● **WHAT IS BEING ASKED**
Repeat each entry as written and leave the images out of the copy.

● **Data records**
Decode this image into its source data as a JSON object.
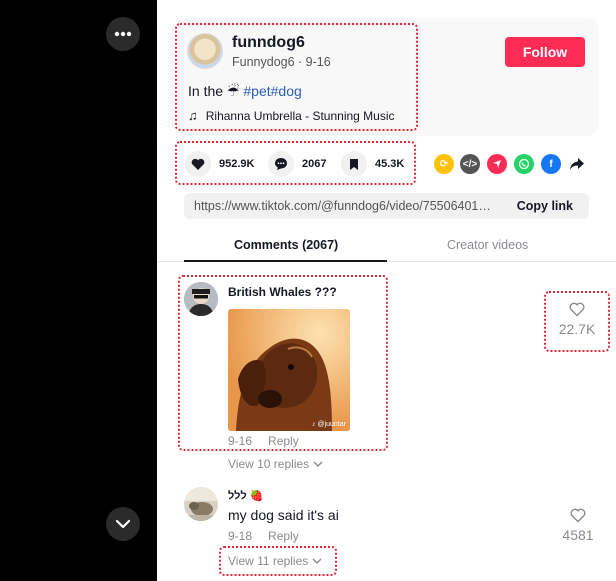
{
  "author": {
    "name": "funndog6",
    "sub": "Funnydog6 · 9-16",
    "caption_prefix": "In the",
    "caption_emoji": "☔",
    "caption_tags": "#pet#dog",
    "music": "Rihanna Umbrella - Stunning Music",
    "follow_label": "Follow"
  },
  "stats": {
    "likes": "952.9K",
    "comments": "2067",
    "saves": "45.3K"
  },
  "share": {
    "url": "https://www.tiktok.com/@funndog6/video/755064019...",
    "copy_label": "Copy link"
  },
  "tabs": {
    "comments": "Comments (2067)",
    "creator": "Creator videos"
  },
  "comments": [
    {
      "user": "British Whales ???",
      "date": "9-16",
      "reply_label": "Reply",
      "likes": "22.7K",
      "view_replies": "View 10 replies",
      "gif_credit": "♪ @juuntar"
    },
    {
      "user": "ללל 🍓",
      "text": "my dog said it's ai",
      "date": "9-18",
      "reply_label": "Reply",
      "likes": "4581",
      "view_replies": "View 11 replies"
    }
  ],
  "colors": {
    "accent": "#fe2c55",
    "hashtag": "#2b5db9",
    "highlight": "#e0283a"
  }
}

● **OUTPUT OF THE TASK**
Decode this image into its source data as a JSON object.
{
  "author": {
    "name": "funndog6",
    "sub": "Funnydog6 · 9-16",
    "caption_prefix": "In the",
    "caption_emoji": "☔",
    "caption_tags": "#pet#dog",
    "music": "Rihanna Umbrella - Stunning Music",
    "follow_label": "Follow"
  },
  "stats": {
    "likes": "952.9K",
    "comments": "2067",
    "saves": "45.3K"
  },
  "share": {
    "url": "https://www.tiktok.com/@funndog6/video/755064019...",
    "copy_label": "Copy link"
  },
  "tabs": {
    "comments": "Comments (2067)",
    "creator": "Creator videos"
  },
  "comments": [
    {
      "user": "British Whales ???",
      "date": "9-16",
      "reply_label": "Reply",
      "likes": "22.7K",
      "view_replies": "View 10 replies",
      "gif_credit": "♪ @juuntar"
    },
    {
      "user": "ללל 🍓",
      "text": "my dog said it's ai",
      "date": "9-18",
      "reply_label": "Reply",
      "likes": "4581",
      "view_replies": "View 11 replies"
    }
  ],
  "colors": {
    "accent": "#fe2c55",
    "hashtag": "#2b5db9",
    "highlight": "#e0283a"
  }
}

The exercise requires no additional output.